Tally up the lines below that include the word "merged". Answer with the number alone.

> Dataset records

- - -

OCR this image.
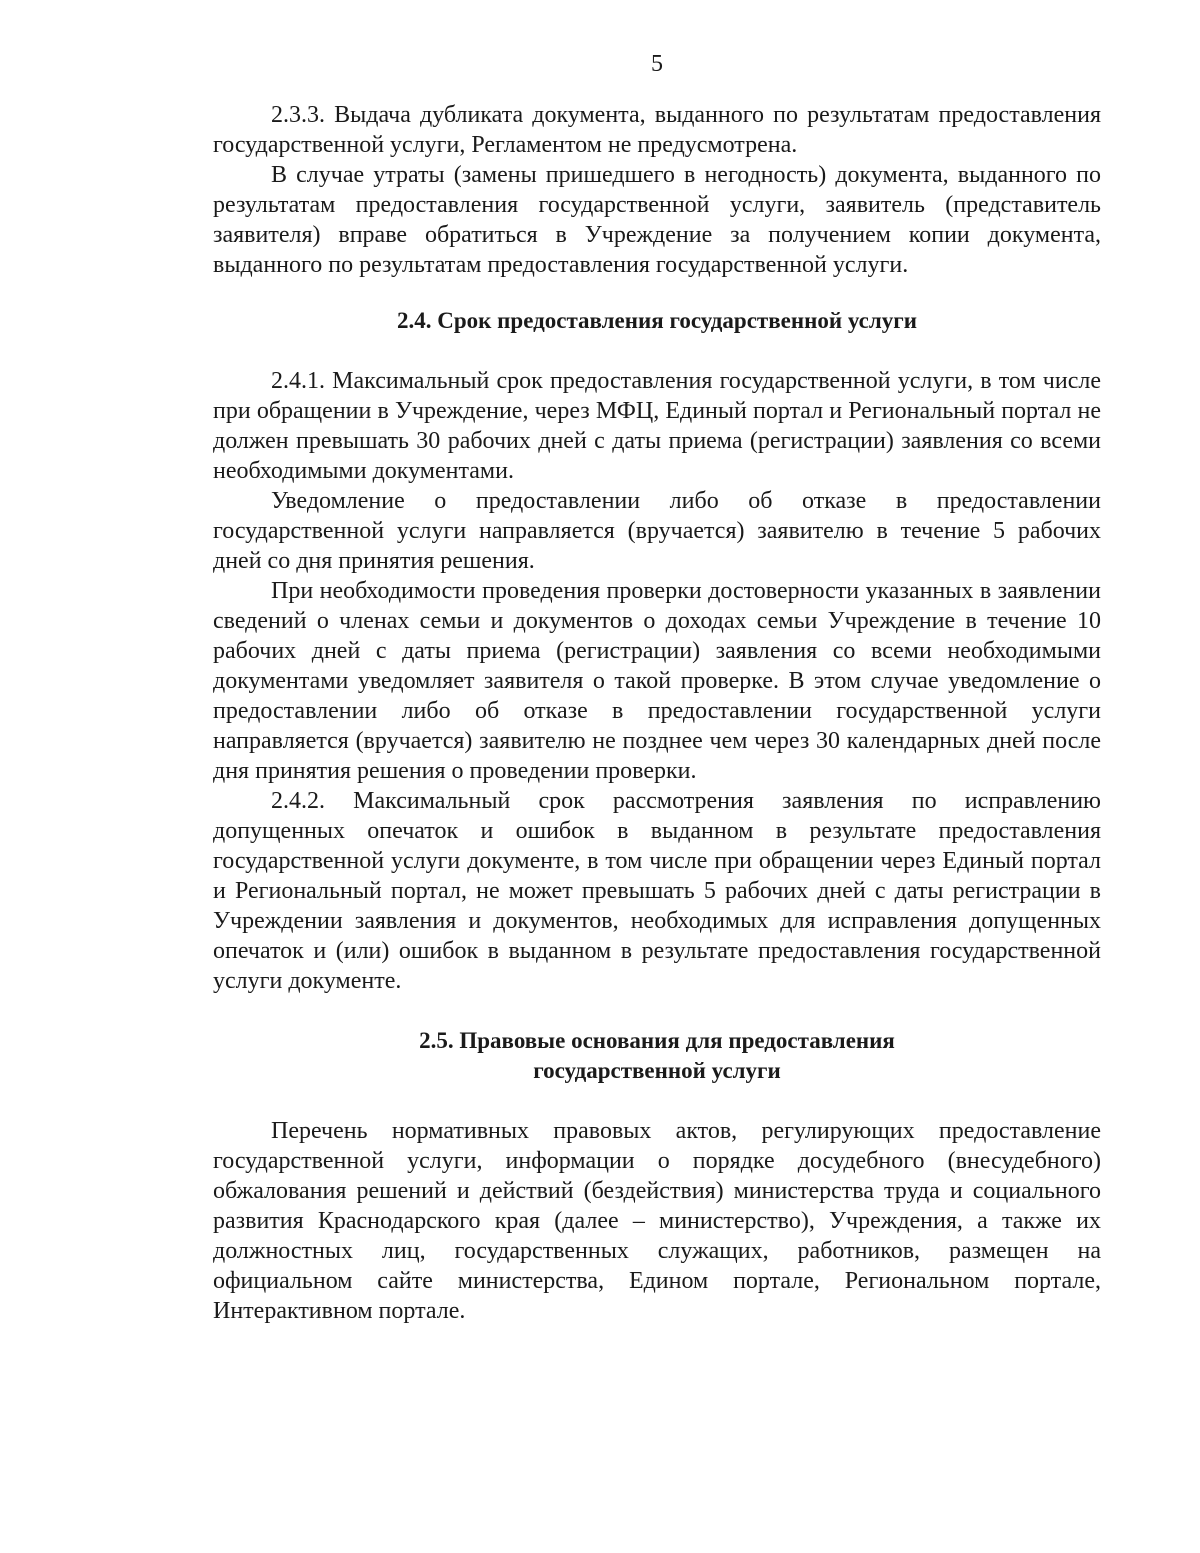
5

2.3.3. Выдача дубликата документа, выданного по результатам предоставления государственной услуги, Регламентом не предусмотрена.

В случае утраты (замены пришедшего в негодность) документа, выданного по результатам предоставления государственной услуги, заявитель (представитель заявителя) вправе обратиться в Учреждение за получением копии документа, выданного по результатам предоставления государственной услуги.

2.4. Срок предоставления государственной услуги

2.4.1. Максимальный срок предоставления государственной услуги, в том числе при обращении в Учреждение, через МФЦ, Единый портал и Региональный портал не должен превышать 30 рабочих дней с даты приема (регистрации) заявления со всеми необходимыми документами.

Уведомление о предоставлении либо об отказе в предоставлении государственной услуги направляется (вручается) заявителю в течение 5 рабочих дней со дня принятия решения.

При необходимости проведения проверки достоверности указанных в заявлении сведений о членах семьи и документов о доходах семьи Учреждение в течение 10 рабочих дней с даты приема (регистрации) заявления со всеми необходимыми документами уведомляет заявителя о такой проверке. В этом случае уведомление о предоставлении либо об отказе в предоставлении государственной услуги направляется (вручается) заявителю не позднее чем через 30 календарных дней после дня принятия решения о проведении проверки.

2.4.2. Максимальный срок рассмотрения заявления по исправлению допущенных опечаток и ошибок в выданном в результате предоставления государственной услуги документе, в том числе при обращении через Единый портал и Региональный портал, не может превышать 5 рабочих дней с даты регистрации в Учреждении заявления и документов, необходимых для исправления допущенных опечаток и (или) ошибок в выданном в результате предоставления государственной услуги документе.

2.5. Правовые основания для предоставления
государственной услуги

Перечень нормативных правовых актов, регулирующих предоставление государственной услуги, информации о порядке досудебного (внесудебного) обжалования решений и действий (бездействия) министерства труда и социального развития Краснодарского края (далее – министерство), Учреждения, а также их должностных лиц, государственных служащих, работников, размещен на официальном сайте министерства, Едином портале, Региональном портале, Интерактивном портале.
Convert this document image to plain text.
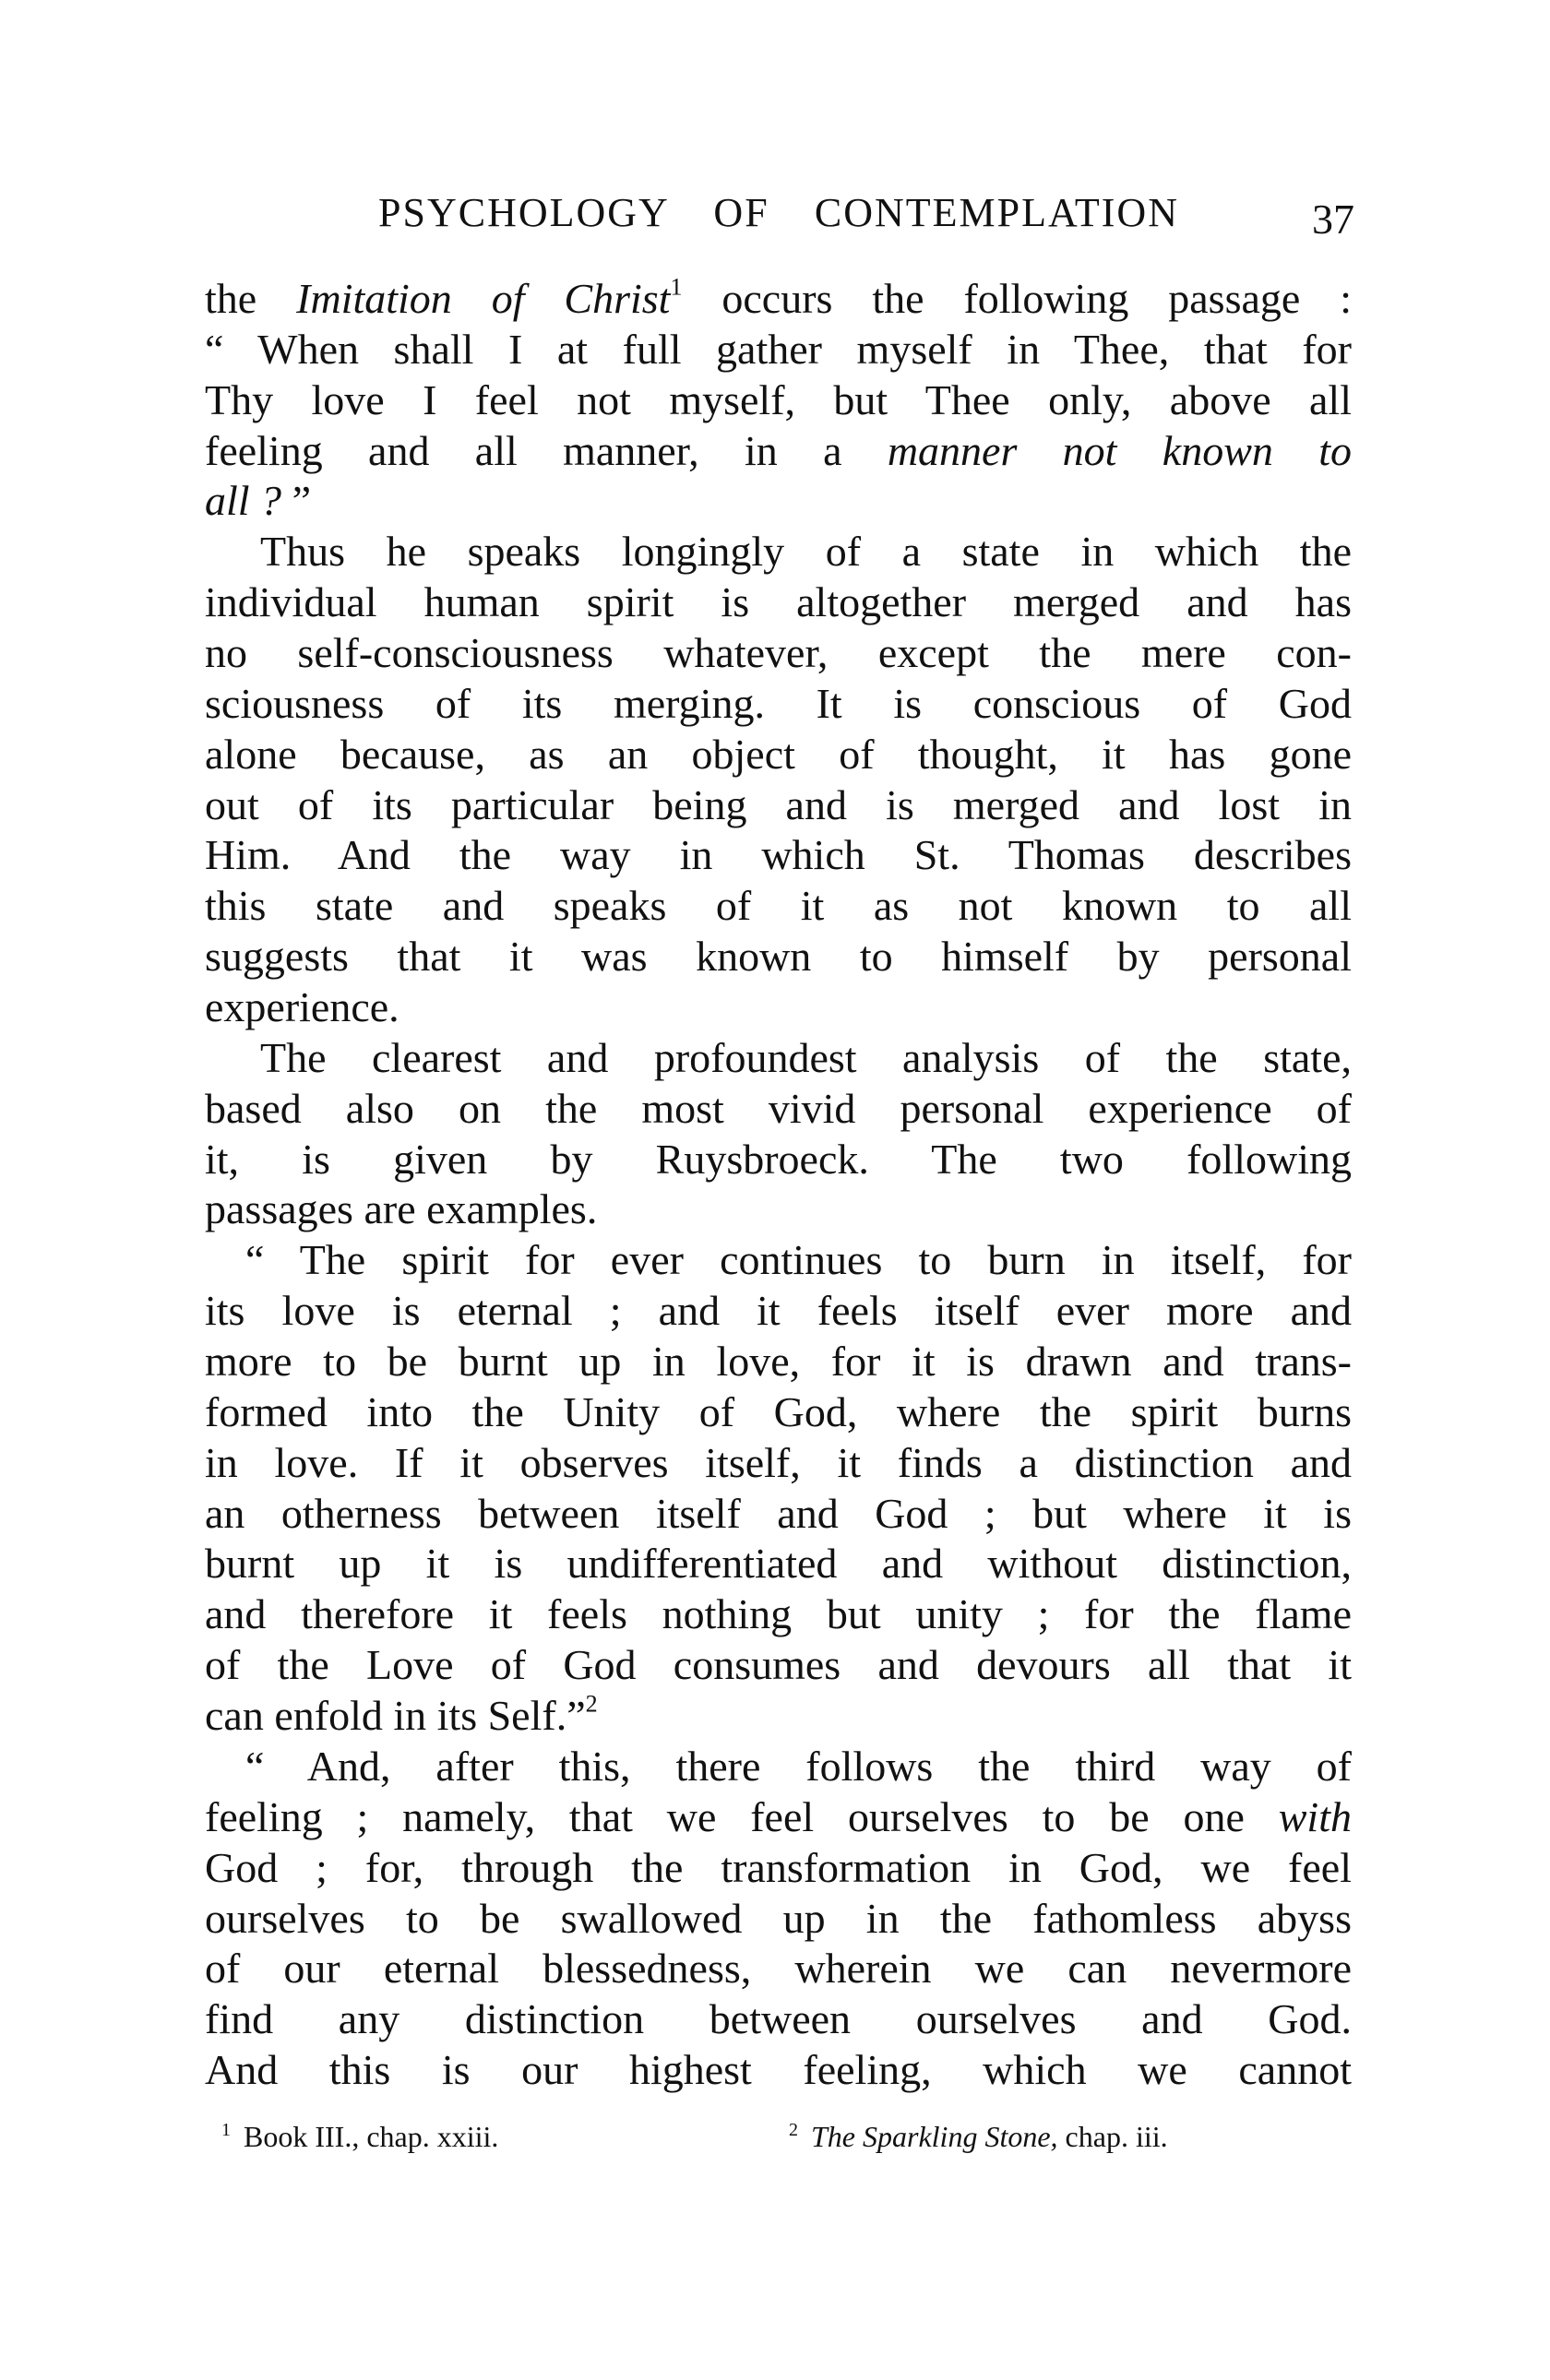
PSYCHOLOGY OF CONTEMPLATION	37
the Imitation of Christ$^1$ occurs the following passage :
“ When shall I at full gather myself in Thee, that for
Thy love I feel not myself, but Thee only, above all
feeling and all manner, in a manner not known to
all ? ”
Thus he speaks longingly of a state in which the
individual human spirit is altogether merged and has
no self-consciousness whatever, except the mere con-
sciousness of its merging. It is conscious of God
alone because, as an object of thought, it has gone
out of its particular being and is merged and lost in
Him. And the way in which St. Thomas describes
this state and speaks of it as not known to all
suggests that it was known to himself by personal
experience.
The clearest and profoundest analysis of the state,
based also on the most vivid personal experience of
it, is given by Ruysbroeck. The two following
passages are examples.
“ The spirit for ever continues to burn in itself, for
its love is eternal ; and it feels itself ever more and
more to be burnt up in love, for it is drawn and trans-
formed into the Unity of God, where the spirit burns
in love. If it observes itself, it finds a distinction and
an otherness between itself and God ; but where it is
burnt up it is undifferentiated and without distinction,
and therefore it feels nothing but unity ; for the flame
of the Love of God consumes and devours all that it
can enfold in its Self.”$^2$
“ And, after this, there follows the third way of
feeling ; namely, that we feel ourselves to be one with
God ; for, through the transformation in God, we feel
ourselves to be swallowed up in the fathomless abyss
of our eternal blessedness, wherein we can nevermore
find any distinction between ourselves and God.
And this is our highest feeling, which we cannot
$^1$ Book III., chap. xxiii.	$^2$ The Sparkling Stone, chap. iii.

- - -

> Correct output
2